Within the listing below, locate all lines containing the word "grid". Copy each one.
--- Entries provided ---
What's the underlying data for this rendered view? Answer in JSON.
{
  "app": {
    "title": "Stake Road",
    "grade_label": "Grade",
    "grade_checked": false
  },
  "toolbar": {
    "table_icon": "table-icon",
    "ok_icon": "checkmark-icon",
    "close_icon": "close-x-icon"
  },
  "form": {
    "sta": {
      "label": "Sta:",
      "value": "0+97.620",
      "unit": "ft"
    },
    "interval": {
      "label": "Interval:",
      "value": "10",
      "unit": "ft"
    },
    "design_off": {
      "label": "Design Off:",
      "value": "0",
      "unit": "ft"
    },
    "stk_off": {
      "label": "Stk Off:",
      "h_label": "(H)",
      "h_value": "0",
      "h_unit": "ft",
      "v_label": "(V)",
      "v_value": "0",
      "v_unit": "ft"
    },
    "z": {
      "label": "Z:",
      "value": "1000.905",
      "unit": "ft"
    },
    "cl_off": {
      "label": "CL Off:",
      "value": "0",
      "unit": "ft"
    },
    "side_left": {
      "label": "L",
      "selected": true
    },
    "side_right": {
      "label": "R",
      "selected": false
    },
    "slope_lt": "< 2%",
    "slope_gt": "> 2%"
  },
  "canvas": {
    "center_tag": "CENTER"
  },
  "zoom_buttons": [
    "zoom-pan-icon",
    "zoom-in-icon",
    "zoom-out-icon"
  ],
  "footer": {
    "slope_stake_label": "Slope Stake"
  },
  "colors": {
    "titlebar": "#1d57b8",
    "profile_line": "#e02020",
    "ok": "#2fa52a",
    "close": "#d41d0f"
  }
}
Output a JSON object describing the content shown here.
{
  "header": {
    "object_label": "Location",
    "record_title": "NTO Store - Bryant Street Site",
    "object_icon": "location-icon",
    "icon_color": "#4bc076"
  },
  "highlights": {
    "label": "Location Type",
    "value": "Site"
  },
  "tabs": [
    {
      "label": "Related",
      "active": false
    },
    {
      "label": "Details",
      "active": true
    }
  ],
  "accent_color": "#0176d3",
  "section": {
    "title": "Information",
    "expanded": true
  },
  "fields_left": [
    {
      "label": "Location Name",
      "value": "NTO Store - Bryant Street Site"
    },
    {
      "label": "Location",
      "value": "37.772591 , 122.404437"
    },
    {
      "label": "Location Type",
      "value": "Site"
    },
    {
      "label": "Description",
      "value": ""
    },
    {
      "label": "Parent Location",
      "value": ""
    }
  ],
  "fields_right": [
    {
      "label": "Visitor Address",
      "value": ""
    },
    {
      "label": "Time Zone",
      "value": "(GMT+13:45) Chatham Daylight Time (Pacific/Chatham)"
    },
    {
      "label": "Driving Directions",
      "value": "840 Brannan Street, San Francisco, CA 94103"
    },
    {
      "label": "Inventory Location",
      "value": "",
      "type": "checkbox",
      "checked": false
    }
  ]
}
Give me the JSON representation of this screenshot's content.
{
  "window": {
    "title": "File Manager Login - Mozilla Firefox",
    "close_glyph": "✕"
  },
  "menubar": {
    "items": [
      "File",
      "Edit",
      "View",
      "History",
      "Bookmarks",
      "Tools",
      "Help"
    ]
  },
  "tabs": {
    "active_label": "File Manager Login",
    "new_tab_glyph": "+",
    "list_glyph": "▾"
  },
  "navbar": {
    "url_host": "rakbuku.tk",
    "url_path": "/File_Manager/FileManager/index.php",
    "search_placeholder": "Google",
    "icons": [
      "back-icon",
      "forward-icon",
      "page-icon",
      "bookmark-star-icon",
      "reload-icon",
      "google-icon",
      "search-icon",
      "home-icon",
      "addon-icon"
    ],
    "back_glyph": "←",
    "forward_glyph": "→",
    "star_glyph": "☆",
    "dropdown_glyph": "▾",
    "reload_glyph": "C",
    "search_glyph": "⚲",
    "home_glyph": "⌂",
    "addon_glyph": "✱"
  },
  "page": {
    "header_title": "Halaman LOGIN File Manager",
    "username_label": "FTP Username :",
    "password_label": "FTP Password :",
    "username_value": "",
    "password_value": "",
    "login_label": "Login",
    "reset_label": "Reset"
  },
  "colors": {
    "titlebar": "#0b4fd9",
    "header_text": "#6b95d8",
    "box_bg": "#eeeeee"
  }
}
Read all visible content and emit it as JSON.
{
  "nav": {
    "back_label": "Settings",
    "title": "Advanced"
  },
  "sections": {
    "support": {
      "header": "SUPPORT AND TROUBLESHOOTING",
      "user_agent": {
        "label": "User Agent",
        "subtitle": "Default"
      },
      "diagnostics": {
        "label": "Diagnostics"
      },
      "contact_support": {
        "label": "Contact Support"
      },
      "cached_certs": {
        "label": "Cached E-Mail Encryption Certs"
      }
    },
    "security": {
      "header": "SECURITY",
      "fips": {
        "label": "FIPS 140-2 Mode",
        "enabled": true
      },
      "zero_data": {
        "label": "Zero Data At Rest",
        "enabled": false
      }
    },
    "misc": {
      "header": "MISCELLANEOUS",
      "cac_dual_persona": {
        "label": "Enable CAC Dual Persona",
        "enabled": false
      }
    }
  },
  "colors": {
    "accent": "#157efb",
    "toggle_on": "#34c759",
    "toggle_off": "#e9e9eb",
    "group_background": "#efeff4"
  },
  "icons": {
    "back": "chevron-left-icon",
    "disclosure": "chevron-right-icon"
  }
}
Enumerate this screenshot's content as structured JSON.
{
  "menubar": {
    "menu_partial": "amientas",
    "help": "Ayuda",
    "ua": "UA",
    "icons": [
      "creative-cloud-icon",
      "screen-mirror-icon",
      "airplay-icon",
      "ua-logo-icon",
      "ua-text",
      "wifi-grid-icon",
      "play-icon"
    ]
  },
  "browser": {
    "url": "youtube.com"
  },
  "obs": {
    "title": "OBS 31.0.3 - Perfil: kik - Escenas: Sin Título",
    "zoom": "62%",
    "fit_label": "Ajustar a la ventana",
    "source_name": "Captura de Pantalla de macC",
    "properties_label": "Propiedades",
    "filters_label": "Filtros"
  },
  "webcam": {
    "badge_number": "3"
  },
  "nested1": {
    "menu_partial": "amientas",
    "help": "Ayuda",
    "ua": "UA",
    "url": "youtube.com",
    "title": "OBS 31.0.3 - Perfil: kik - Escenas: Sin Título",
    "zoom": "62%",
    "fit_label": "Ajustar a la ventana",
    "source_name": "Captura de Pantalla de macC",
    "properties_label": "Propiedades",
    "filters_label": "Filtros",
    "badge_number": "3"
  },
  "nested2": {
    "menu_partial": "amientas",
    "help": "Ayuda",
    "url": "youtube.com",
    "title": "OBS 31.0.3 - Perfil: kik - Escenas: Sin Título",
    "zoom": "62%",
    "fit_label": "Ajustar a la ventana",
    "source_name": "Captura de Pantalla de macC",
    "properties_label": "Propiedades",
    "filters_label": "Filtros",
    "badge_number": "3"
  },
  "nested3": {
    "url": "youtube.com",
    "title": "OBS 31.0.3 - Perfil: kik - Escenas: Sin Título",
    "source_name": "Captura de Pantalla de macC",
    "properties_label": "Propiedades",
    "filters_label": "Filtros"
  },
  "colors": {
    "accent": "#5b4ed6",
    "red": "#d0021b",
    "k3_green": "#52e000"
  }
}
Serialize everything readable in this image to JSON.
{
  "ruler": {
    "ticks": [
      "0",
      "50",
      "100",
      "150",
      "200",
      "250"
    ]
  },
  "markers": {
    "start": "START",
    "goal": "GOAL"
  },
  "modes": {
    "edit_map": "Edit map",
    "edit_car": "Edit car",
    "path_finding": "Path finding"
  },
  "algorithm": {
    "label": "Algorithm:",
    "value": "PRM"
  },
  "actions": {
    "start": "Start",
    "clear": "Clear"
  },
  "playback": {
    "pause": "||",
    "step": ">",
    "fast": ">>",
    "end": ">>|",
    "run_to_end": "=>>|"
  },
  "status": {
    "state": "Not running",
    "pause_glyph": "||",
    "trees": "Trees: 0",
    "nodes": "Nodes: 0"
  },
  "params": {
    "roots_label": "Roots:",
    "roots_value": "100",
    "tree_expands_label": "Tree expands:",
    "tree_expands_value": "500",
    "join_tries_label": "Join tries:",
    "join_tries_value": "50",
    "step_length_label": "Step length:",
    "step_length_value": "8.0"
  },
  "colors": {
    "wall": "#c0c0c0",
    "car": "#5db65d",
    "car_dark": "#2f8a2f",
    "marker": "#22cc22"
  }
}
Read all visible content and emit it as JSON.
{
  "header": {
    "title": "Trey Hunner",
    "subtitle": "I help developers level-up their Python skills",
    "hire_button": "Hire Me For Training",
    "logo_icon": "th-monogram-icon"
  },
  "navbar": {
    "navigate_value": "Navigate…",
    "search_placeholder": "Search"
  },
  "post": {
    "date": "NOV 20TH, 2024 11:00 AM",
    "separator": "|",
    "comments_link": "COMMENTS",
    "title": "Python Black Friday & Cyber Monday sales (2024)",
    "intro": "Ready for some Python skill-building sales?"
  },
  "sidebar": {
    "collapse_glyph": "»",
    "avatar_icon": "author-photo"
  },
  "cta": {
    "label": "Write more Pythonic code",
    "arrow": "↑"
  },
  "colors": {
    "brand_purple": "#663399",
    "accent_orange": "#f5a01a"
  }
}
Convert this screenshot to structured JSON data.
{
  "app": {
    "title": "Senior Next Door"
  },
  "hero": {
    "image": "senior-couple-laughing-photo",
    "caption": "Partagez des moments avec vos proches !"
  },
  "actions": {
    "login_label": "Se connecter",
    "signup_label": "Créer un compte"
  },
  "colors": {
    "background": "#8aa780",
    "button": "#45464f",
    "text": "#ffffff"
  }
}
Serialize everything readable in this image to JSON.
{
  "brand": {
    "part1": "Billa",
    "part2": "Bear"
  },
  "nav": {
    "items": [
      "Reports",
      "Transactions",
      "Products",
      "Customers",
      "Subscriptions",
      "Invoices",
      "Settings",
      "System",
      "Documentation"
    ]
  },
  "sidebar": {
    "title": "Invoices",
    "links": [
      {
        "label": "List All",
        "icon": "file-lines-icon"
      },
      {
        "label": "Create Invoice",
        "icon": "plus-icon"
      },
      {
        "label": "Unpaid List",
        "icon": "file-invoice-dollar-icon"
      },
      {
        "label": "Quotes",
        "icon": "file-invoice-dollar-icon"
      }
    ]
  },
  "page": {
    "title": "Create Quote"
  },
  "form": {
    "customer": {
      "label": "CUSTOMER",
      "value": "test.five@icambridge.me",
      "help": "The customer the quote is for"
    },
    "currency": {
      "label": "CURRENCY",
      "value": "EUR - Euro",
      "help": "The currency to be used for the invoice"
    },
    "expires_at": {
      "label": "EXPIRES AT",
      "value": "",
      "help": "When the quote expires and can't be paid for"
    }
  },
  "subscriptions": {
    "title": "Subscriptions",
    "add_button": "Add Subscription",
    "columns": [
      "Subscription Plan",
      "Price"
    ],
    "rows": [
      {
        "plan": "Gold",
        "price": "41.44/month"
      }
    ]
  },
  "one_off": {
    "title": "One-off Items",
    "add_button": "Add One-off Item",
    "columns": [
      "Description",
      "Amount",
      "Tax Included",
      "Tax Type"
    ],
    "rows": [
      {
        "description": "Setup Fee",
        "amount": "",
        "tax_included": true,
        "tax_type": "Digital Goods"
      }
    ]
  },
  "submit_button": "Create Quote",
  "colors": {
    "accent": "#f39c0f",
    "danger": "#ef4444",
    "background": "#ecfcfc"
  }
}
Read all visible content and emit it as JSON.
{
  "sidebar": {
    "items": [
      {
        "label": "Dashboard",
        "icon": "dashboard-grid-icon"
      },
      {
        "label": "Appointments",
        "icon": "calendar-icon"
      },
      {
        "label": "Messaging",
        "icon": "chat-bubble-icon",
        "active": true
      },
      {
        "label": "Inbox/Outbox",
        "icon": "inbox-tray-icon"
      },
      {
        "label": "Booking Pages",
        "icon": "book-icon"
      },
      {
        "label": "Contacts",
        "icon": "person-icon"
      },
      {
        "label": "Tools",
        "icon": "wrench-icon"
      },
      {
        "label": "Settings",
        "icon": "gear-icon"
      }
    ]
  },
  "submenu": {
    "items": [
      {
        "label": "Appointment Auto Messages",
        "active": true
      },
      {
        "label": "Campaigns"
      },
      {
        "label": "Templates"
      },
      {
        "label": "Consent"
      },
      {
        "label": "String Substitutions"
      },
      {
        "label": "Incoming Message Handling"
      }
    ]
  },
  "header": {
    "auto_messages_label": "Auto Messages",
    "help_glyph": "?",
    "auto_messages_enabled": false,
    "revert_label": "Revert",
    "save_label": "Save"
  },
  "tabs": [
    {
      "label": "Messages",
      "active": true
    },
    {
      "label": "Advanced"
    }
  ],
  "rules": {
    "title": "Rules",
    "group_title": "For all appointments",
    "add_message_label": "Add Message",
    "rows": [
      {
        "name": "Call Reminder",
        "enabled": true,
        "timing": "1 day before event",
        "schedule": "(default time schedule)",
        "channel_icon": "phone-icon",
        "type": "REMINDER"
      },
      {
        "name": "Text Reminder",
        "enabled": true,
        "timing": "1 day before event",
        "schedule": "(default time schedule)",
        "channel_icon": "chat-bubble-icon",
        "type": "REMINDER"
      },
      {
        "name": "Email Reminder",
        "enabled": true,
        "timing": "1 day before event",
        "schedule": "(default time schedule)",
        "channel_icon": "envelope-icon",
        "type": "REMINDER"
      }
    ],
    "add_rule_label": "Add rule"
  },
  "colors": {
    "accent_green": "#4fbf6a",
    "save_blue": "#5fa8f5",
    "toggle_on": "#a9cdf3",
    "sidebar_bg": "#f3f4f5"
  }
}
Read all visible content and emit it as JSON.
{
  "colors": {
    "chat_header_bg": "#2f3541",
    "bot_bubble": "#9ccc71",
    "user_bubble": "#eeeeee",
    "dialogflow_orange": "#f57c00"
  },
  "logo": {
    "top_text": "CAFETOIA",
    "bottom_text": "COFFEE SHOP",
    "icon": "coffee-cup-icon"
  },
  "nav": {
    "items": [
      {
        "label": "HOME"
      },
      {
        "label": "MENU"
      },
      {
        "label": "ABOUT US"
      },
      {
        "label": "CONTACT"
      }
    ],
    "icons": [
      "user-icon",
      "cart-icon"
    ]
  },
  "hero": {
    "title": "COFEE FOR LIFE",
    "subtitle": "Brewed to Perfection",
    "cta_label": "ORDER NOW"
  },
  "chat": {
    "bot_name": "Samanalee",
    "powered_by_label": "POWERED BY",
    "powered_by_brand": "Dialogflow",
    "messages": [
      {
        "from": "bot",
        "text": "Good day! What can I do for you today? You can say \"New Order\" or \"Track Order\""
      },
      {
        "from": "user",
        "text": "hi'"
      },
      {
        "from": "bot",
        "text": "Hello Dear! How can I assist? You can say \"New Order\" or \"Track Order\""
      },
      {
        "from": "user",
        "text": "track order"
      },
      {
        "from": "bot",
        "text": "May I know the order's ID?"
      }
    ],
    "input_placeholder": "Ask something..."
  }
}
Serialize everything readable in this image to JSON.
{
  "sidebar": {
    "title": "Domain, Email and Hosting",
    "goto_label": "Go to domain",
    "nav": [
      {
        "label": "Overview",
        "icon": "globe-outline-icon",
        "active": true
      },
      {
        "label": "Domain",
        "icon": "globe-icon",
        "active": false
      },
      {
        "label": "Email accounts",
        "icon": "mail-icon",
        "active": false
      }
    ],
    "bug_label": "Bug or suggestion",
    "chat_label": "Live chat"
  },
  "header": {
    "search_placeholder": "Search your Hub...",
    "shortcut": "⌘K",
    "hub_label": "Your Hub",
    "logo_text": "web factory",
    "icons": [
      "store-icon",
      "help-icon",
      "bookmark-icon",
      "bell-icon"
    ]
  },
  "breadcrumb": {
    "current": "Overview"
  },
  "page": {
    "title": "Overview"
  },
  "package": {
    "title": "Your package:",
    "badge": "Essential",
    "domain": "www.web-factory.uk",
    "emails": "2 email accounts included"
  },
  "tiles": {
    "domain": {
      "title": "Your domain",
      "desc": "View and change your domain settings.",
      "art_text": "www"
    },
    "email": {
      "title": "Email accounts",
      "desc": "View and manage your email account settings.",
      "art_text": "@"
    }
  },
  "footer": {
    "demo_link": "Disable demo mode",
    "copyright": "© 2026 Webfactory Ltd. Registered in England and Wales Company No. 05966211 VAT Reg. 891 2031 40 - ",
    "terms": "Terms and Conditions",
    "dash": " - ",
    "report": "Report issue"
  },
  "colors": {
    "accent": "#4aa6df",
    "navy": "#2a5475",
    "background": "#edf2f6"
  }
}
---
= Expected answer =
      "wifi-grid-icon",
        "icon": "dashboard-grid-icon"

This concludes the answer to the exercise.